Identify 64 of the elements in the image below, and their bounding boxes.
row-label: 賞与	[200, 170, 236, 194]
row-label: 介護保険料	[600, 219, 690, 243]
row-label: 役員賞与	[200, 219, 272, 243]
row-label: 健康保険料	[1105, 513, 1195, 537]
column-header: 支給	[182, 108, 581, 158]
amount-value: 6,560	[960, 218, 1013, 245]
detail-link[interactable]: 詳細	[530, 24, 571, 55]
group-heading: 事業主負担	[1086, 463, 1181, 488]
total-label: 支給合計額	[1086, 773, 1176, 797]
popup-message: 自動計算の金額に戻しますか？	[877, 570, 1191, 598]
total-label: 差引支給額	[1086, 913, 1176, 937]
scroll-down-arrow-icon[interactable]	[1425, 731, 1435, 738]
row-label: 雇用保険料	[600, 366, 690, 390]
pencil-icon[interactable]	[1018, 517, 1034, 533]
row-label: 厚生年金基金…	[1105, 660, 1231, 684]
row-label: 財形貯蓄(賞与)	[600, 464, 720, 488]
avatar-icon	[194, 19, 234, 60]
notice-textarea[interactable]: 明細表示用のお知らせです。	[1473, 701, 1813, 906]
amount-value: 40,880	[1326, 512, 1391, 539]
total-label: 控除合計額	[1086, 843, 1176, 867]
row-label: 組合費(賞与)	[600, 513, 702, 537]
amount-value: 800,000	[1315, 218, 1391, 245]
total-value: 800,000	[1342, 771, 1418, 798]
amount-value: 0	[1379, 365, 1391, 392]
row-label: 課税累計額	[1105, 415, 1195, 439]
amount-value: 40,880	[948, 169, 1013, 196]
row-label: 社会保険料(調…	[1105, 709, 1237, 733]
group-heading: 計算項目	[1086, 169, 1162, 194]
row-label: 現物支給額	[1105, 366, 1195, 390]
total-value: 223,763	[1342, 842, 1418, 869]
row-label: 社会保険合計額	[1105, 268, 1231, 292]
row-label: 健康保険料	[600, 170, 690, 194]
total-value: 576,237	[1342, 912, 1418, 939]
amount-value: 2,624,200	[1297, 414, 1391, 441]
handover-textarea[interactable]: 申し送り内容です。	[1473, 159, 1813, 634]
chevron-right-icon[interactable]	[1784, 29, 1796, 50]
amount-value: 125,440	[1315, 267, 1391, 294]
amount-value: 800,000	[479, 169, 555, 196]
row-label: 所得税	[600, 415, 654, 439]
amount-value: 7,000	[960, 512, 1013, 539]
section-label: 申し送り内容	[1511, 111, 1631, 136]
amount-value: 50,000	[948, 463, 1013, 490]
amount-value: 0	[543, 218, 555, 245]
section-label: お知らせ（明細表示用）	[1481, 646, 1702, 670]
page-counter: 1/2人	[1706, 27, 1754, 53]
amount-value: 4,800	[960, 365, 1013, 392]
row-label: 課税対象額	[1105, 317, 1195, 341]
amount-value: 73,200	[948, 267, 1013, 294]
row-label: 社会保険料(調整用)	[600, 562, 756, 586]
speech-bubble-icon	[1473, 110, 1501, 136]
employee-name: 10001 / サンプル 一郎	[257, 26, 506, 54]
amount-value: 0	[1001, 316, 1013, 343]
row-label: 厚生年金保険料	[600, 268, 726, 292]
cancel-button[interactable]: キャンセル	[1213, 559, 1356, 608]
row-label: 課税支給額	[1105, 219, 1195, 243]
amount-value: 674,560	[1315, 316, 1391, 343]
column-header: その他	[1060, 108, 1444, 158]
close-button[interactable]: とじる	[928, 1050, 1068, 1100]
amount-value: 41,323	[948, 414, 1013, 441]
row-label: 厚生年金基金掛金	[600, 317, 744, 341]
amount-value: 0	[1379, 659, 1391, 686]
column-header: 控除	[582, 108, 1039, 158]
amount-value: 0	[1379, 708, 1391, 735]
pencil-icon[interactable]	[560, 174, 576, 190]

※ ※ ※

_EXERCISE REQUIREMENTS_
Could you change every "amount-value" in the rows above to "amount" and write all the rows out again with nothing else altered?

_TASK OUTPUT_
Identify 64 of the elements in the image below, and their bounding boxes.
row-label: 賞与	[200, 170, 236, 194]
row-label: 介護保険料	[600, 219, 690, 243]
row-label: 役員賞与	[200, 219, 272, 243]
row-label: 健康保険料	[1105, 513, 1195, 537]
column-header: 支給	[182, 108, 581, 158]
amount: 6,560	[960, 218, 1013, 245]
detail-link[interactable]: 詳細	[530, 24, 571, 55]
group-heading: 事業主負担	[1086, 463, 1181, 488]
total-label: 支給合計額	[1086, 773, 1176, 797]
popup-message: 自動計算の金額に戻しますか？	[877, 570, 1191, 598]
total-label: 差引支給額	[1086, 913, 1176, 937]
scroll-down-arrow-icon[interactable]	[1425, 731, 1435, 738]
row-label: 雇用保険料	[600, 366, 690, 390]
pencil-icon[interactable]	[1018, 517, 1034, 533]
row-label: 厚生年金基金…	[1105, 660, 1231, 684]
row-label: 財形貯蓄(賞与)	[600, 464, 720, 488]
avatar-icon	[194, 19, 234, 60]
notice-textarea[interactable]: 明細表示用のお知らせです。	[1473, 701, 1813, 906]
amount: 40,880	[1326, 512, 1391, 539]
total-label: 控除合計額	[1086, 843, 1176, 867]
row-label: 組合費(賞与)	[600, 513, 702, 537]
amount: 800,000	[1315, 218, 1391, 245]
total-value: 800,000	[1342, 771, 1418, 798]
amount: 0	[1379, 365, 1391, 392]
row-label: 課税累計額	[1105, 415, 1195, 439]
amount: 40,880	[948, 169, 1013, 196]
row-label: 社会保険料(調…	[1105, 709, 1237, 733]
group-heading: 計算項目	[1086, 169, 1162, 194]
row-label: 現物支給額	[1105, 366, 1195, 390]
total-value: 223,763	[1342, 842, 1418, 869]
row-label: 社会保険合計額	[1105, 268, 1231, 292]
row-label: 健康保険料	[600, 170, 690, 194]
total-value: 576,237	[1342, 912, 1418, 939]
amount: 2,624,200	[1297, 414, 1391, 441]
handover-textarea[interactable]: 申し送り内容です。	[1473, 159, 1813, 634]
chevron-right-icon[interactable]	[1784, 29, 1796, 50]
amount: 125,440	[1315, 267, 1391, 294]
amount: 800,000	[479, 169, 555, 196]
row-label: 所得税	[600, 415, 654, 439]
amount: 7,000	[960, 512, 1013, 539]
section-label: 申し送り内容	[1511, 111, 1631, 136]
amount: 50,000	[948, 463, 1013, 490]
amount: 0	[543, 218, 555, 245]
section-label: お知らせ（明細表示用）	[1481, 646, 1702, 670]
page-counter: 1/2人	[1706, 27, 1754, 53]
amount: 4,800	[960, 365, 1013, 392]
row-label: 課税対象額	[1105, 317, 1195, 341]
amount: 73,200	[948, 267, 1013, 294]
row-label: 社会保険料(調整用)	[600, 562, 756, 586]
speech-bubble-icon	[1473, 110, 1501, 136]
employee-name: 10001 / サンプル 一郎	[257, 26, 506, 54]
amount: 0	[1001, 316, 1013, 343]
row-label: 厚生年金保険料	[600, 268, 726, 292]
cancel-button[interactable]: キャンセル	[1213, 559, 1356, 608]
row-label: 課税支給額	[1105, 219, 1195, 243]
amount: 674,560	[1315, 316, 1391, 343]
column-header: その他	[1060, 108, 1444, 158]
close-button[interactable]: とじる	[928, 1050, 1068, 1100]
amount: 41,323	[948, 414, 1013, 441]
row-label: 厚生年金基金掛金	[600, 317, 744, 341]
amount: 0	[1379, 659, 1391, 686]
column-header: 控除	[582, 108, 1039, 158]
amount: 0	[1379, 708, 1391, 735]
pencil-icon[interactable]	[560, 174, 576, 190]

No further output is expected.